Check each line of the data below for the word "quartetwise", then extract the ones that have it.

☆ ☆ ☆

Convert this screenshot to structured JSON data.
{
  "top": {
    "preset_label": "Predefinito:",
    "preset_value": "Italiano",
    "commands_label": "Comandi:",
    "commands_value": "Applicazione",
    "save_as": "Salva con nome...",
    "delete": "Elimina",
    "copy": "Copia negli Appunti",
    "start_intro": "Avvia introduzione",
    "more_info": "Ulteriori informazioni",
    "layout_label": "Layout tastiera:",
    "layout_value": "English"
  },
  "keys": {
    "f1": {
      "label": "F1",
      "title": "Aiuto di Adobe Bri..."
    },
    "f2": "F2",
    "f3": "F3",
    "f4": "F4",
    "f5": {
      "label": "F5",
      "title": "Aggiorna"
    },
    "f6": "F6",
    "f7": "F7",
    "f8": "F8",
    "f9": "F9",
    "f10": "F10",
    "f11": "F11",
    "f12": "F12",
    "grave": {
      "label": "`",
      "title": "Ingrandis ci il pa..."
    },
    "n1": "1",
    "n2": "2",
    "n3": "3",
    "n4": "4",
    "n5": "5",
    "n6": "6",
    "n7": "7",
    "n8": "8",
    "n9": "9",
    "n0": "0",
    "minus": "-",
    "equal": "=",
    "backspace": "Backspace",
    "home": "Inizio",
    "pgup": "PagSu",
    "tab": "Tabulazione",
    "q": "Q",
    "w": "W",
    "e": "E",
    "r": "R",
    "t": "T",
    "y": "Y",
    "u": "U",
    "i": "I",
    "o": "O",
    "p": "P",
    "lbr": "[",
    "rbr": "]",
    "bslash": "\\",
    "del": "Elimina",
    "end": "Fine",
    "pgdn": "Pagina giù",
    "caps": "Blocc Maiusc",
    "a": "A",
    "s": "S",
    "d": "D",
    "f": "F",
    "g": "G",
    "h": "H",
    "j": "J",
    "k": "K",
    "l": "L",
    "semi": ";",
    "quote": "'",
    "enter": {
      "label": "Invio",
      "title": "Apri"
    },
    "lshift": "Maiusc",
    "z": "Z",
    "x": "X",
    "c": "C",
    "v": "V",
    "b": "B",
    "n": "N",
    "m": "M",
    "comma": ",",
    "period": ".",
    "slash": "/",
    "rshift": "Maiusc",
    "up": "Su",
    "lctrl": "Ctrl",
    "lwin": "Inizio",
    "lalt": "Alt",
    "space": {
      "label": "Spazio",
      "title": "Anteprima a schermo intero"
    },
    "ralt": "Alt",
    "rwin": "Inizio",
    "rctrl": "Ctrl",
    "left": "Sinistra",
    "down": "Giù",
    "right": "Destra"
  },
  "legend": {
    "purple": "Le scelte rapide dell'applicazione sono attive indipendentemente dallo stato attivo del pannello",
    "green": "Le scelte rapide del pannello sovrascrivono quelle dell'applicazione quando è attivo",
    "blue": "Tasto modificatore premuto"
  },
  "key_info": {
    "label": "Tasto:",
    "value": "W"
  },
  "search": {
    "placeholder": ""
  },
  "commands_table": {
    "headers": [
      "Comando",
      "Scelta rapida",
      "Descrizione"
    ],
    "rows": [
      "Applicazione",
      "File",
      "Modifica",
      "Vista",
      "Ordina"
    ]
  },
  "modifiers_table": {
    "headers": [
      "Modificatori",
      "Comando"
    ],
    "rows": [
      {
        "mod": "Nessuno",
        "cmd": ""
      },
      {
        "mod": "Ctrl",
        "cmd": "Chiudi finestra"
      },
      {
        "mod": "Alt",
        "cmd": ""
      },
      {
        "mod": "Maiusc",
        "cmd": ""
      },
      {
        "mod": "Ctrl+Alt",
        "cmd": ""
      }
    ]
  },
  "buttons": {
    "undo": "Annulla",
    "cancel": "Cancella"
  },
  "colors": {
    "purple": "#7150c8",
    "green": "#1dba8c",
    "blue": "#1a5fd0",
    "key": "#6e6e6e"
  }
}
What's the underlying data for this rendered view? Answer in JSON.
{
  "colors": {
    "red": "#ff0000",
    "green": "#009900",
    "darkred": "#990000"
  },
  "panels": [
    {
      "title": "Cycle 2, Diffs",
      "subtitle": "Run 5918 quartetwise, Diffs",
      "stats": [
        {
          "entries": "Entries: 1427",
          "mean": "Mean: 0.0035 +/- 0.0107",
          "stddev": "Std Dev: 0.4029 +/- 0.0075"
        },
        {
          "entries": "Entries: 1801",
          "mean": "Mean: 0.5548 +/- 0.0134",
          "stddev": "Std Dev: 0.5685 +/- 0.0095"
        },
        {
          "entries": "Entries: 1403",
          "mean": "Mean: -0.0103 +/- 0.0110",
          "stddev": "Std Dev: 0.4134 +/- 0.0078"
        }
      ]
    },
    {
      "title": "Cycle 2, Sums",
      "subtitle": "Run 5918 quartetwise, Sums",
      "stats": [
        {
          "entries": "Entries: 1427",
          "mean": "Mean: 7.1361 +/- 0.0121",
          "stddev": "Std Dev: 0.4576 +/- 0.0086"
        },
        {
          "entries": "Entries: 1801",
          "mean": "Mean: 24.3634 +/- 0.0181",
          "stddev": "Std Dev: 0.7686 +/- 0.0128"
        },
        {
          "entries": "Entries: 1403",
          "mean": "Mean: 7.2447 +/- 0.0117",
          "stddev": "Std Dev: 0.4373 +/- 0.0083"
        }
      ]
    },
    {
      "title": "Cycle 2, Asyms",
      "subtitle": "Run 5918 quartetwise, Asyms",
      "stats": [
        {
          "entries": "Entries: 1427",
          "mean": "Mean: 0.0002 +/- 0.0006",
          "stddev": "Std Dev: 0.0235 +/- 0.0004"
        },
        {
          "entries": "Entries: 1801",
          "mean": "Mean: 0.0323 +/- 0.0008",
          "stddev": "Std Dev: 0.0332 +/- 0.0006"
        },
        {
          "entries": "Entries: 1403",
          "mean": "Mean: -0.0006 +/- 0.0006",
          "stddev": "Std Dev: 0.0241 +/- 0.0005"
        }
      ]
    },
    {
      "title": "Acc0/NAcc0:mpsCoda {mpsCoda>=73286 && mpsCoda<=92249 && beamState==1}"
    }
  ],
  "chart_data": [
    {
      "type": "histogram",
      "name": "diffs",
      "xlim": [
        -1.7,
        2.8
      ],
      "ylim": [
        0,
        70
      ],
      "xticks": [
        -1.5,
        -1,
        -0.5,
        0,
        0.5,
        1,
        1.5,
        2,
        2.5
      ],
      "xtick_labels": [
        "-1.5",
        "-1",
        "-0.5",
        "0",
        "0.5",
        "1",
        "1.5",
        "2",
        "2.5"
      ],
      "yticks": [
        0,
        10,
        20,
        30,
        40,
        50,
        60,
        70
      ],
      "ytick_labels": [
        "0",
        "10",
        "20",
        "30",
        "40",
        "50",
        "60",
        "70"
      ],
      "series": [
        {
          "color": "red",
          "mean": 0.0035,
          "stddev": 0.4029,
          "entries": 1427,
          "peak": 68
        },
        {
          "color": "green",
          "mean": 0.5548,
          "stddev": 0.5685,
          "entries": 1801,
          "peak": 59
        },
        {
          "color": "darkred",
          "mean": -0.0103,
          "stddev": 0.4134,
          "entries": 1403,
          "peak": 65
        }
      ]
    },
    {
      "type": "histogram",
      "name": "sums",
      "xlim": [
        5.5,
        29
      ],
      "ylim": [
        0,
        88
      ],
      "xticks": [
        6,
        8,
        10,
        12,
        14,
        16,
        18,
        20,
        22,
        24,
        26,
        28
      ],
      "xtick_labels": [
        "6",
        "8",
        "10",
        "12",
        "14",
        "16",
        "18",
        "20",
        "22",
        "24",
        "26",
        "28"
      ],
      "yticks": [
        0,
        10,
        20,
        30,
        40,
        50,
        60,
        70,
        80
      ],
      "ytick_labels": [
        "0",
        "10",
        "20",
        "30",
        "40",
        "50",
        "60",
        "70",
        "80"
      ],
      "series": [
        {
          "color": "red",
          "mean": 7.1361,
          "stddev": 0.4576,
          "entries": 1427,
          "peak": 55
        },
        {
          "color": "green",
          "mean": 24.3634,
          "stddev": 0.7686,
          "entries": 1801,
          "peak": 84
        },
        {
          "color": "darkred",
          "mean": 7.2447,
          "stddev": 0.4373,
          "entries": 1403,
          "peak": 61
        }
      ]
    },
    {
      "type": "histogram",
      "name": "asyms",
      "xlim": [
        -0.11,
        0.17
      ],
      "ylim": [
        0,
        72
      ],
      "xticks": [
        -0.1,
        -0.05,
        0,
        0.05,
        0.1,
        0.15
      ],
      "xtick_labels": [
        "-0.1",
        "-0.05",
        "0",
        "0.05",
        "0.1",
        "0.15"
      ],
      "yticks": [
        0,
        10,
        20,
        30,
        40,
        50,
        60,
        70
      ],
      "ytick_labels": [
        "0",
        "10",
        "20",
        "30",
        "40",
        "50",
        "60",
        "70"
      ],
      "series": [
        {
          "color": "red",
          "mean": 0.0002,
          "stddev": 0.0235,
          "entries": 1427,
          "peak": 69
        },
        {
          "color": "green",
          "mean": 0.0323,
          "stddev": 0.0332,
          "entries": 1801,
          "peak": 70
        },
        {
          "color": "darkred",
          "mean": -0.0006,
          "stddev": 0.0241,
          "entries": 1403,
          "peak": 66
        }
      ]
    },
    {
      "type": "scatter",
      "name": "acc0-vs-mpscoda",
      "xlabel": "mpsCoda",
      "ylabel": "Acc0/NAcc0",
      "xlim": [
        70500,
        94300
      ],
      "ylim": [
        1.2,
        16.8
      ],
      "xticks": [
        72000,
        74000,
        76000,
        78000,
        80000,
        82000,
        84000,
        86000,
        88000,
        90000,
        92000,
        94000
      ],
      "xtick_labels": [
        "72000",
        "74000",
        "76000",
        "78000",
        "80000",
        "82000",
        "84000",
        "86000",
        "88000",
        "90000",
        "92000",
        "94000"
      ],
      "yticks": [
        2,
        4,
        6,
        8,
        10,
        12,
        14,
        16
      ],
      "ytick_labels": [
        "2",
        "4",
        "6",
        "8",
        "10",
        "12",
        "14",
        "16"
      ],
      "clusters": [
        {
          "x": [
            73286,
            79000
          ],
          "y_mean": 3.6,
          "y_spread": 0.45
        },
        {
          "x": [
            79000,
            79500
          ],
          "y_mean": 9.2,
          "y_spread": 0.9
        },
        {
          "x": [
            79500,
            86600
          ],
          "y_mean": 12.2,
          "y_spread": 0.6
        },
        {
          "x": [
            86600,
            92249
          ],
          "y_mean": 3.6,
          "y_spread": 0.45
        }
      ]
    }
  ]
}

☆ ☆ ☆

The response:
      "subtitle": "Run 5918 quartetwise, Diffs",
      "subtitle": "Run 5918 quartetwise, Sums",
      "subtitle": "Run 5918 quartetwise, Asyms",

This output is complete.